*AIM:*
Here are some records; return them all exactly.

*SOURCE RECORDS:*

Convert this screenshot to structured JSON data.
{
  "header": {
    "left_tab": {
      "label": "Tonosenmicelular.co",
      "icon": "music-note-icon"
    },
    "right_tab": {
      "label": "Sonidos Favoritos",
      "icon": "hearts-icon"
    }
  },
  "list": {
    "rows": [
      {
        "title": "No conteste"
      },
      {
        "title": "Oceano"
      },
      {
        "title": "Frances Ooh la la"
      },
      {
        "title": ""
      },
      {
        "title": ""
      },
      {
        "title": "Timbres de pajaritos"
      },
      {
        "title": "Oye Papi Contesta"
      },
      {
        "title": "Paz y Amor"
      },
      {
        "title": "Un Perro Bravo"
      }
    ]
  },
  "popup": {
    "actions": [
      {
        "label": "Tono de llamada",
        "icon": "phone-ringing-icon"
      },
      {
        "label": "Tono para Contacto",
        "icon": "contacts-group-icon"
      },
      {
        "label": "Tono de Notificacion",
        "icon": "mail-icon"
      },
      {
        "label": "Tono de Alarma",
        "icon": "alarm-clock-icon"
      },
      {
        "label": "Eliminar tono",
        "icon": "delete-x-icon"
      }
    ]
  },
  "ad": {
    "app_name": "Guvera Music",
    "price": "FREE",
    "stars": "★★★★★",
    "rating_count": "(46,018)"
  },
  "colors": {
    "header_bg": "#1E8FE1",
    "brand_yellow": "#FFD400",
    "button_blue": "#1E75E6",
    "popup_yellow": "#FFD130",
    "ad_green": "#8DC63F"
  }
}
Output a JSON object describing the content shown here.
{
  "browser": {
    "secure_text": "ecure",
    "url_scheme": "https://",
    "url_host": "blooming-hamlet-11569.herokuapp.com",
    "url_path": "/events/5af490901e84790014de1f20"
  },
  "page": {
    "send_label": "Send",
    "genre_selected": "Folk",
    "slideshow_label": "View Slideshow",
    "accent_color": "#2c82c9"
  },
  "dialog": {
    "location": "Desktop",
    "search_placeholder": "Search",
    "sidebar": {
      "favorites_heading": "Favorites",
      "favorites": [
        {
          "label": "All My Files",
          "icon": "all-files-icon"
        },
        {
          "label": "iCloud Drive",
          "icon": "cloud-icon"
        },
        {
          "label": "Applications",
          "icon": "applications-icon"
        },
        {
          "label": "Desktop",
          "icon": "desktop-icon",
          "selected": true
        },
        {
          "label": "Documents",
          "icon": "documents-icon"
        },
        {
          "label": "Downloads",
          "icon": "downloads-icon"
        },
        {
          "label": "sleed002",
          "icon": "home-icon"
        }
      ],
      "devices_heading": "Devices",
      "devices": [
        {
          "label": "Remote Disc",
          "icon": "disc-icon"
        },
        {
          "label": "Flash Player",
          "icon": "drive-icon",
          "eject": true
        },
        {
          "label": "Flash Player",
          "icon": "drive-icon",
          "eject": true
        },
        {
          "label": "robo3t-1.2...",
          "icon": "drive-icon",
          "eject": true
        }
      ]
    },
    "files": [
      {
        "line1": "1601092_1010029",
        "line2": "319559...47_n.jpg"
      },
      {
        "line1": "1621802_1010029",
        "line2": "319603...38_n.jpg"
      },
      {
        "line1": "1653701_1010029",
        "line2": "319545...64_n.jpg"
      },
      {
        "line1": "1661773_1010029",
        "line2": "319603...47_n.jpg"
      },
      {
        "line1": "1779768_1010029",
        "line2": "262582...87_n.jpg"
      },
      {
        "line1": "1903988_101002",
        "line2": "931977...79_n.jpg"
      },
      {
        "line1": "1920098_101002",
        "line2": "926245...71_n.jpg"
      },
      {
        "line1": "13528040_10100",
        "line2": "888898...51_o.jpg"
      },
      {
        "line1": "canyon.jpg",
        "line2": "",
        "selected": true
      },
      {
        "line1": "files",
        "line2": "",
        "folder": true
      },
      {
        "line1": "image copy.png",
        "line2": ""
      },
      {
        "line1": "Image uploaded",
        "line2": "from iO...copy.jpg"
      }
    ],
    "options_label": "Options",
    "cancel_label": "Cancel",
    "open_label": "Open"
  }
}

*EXERCISE RESPONSE:*
Convert this screenshot to structured JSON data.
{
  "header": {
    "left_tab": {
      "label": "Tonosenmicelular.co",
      "icon": "music-note-icon"
    },
    "right_tab": {
      "label": "Sonidos Favoritos",
      "icon": "hearts-icon"
    }
  },
  "list": {
    "rows": [
      {
        "title": "No conteste"
      },
      {
        "title": "Oceano"
      },
      {
        "title": "Frances Ooh la la"
      },
      {
        "title": ""
      },
      {
        "title": ""
      },
      {
        "title": "Timbres de pajaritos"
      },
      {
        "title": "Oye Papi Contesta"
      },
      {
        "title": "Paz y Amor"
      },
      {
        "title": "Un Perro Bravo"
      }
    ]
  },
  "popup": {
    "actions": [
      {
        "label": "Tono de llamada",
        "icon": "phone-ringing-icon"
      },
      {
        "label": "Tono para Contacto",
        "icon": "contacts-group-icon"
      },
      {
        "label": "Tono de Notificacion",
        "icon": "mail-icon"
      },
      {
        "label": "Tono de Alarma",
        "icon": "alarm-clock-icon"
      },
      {
        "label": "Eliminar tono",
        "icon": "delete-x-icon"
      }
    ]
  },
  "ad": {
    "app_name": "Guvera Music",
    "price": "FREE",
    "stars": "★★★★★",
    "rating_count": "(46,018)"
  },
  "colors": {
    "header_bg": "#1E8FE1",
    "brand_yellow": "#FFD400",
    "button_blue": "#1E75E6",
    "popup_yellow": "#FFD130",
    "ad_green": "#8DC63F"
  }
}
Output a JSON object describing the content shown here.
{
  "browser": {
    "secure_text": "ecure",
    "url_scheme": "https://",
    "url_host": "blooming-hamlet-11569.herokuapp.com",
    "url_path": "/events/5af490901e84790014de1f20"
  },
  "page": {
    "send_label": "Send",
    "genre_selected": "Folk",
    "slideshow_label": "View Slideshow",
    "accent_color": "#2c82c9"
  },
  "dialog": {
    "location": "Desktop",
    "search_placeholder": "Search",
    "sidebar": {
      "favorites_heading": "Favorites",
      "favorites": [
        {
          "label": "All My Files",
          "icon": "all-files-icon"
        },
        {
          "label": "iCloud Drive",
          "icon": "cloud-icon"
        },
        {
          "label": "Applications",
          "icon": "applications-icon"
        },
        {
          "label": "Desktop",
          "icon": "desktop-icon",
          "selected": true
        },
        {
          "label": "Documents",
          "icon": "documents-icon"
        },
        {
          "label": "Downloads",
          "icon": "downloads-icon"
        },
        {
          "label": "sleed002",
          "icon": "home-icon"
        }
      ],
      "devices_heading": "Devices",
      "devices": [
        {
          "label": "Remote Disc",
          "icon": "disc-icon"
        },
        {
          "label": "Flash Player",
          "icon": "drive-icon",
          "eject": true
        },
        {
          "label": "Flash Player",
          "icon": "drive-icon",
          "eject": true
        },
        {
          "label": "robo3t-1.2...",
          "icon": "drive-icon",
          "eject": true
        }
      ]
    },
    "files": [
      {
        "line1": "1601092_1010029",
        "line2": "319559...47_n.jpg"
      },
      {
        "line1": "1621802_1010029",
        "line2": "319603...38_n.jpg"
      },
      {
        "line1": "1653701_1010029",
        "line2": "319545...64_n.jpg"
      },
      {
        "line1": "1661773_1010029",
        "line2": "319603...47_n.jpg"
      },
      {
        "line1": "1779768_1010029",
        "line2": "262582...87_n.jpg"
      },
      {
        "line1": "1903988_101002",
        "line2": "931977...79_n.jpg"
      },
      {
        "line1": "1920098_101002",
        "line2": "926245...71_n.jpg"
      },
      {
        "line1": "13528040_10100",
        "line2": "888898...51_o.jpg"
      },
      {
        "line1": "canyon.jpg",
        "line2": "",
        "selected": true
      },
      {
        "line1": "files",
        "line2": "",
        "folder": true
      },
      {
        "line1": "image copy.png",
        "line2": ""
      },
      {
        "line1": "Image uploaded",
        "line2": "from iO...copy.jpg"
      }
    ],
    "options_label": "Options",
    "cancel_label": "Cancel",
    "open_label": "Open"
  }
}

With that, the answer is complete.